### Work to do
Each line in the entries below that holds the string "photo" is to be listed.

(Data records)

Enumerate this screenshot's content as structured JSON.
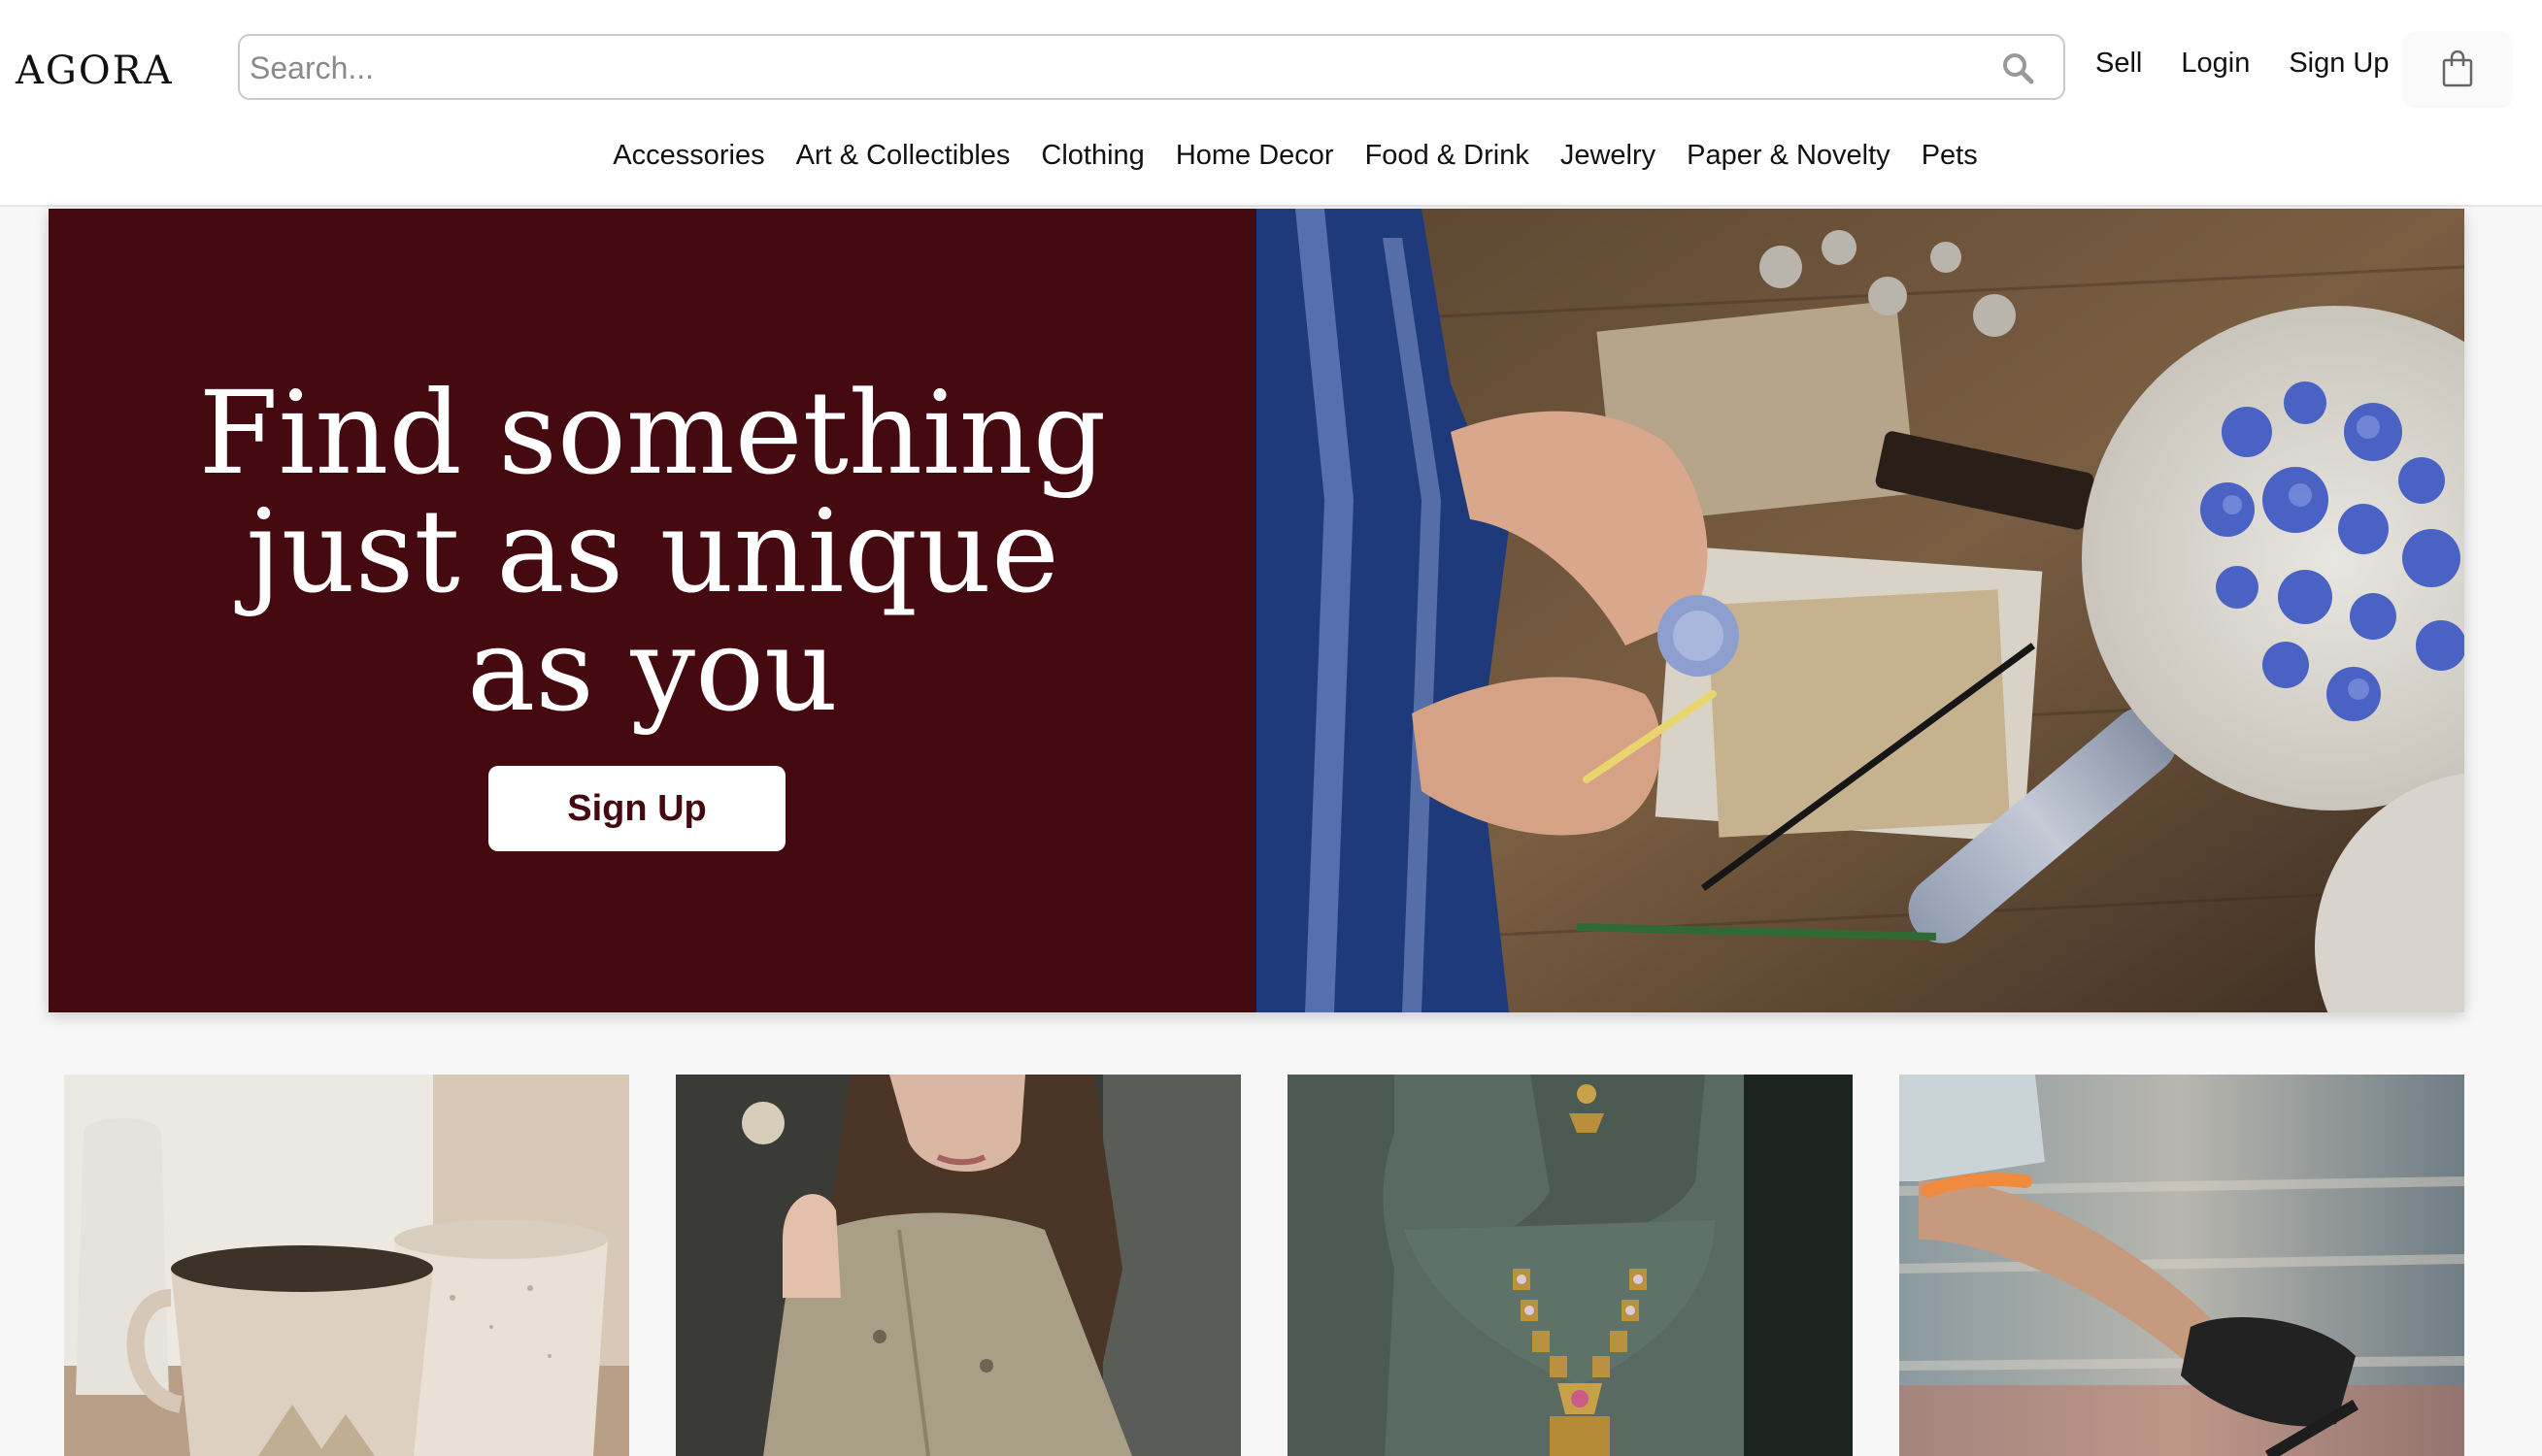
{
  "header": {
    "logo": "AGORA",
    "search": {
      "placeholder": "Search...",
      "value": ""
    },
    "links": {
      "sell": "Sell",
      "login": "Login",
      "signup": "Sign Up"
    },
    "cart_icon": "shopping-bag-icon"
  },
  "categories": [
    "Accessories",
    "Art & Collectibles",
    "Clothing",
    "Home Decor",
    "Food & Drink",
    "Jewelry",
    "Paper & Novelty",
    "Pets"
  ],
  "hero": {
    "title_line1": "Find something",
    "title_line2": "just as unique",
    "title_line3": "as you",
    "button": "Sign Up",
    "image": "wax-seal-crafting-photo"
  },
  "tiles": [
    {
      "image": "ceramic-mugs-photo"
    },
    {
      "image": "woman-in-trench-coat-photo"
    },
    {
      "image": "gold-necklace-on-bust-photo"
    },
    {
      "image": "cyclist-photo"
    }
  ],
  "colors": {
    "hero_background": "#450a10",
    "accent": "#450a10",
    "page_background": "#f7f7f7"
  }
}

### Solution to the exercise
    "image": "wax-seal-crafting-photo"
      "image": "ceramic-mugs-photo"
      "image": "woman-in-trench-coat-photo"
      "image": "gold-necklace-on-bust-photo"
      "image": "cyclist-photo"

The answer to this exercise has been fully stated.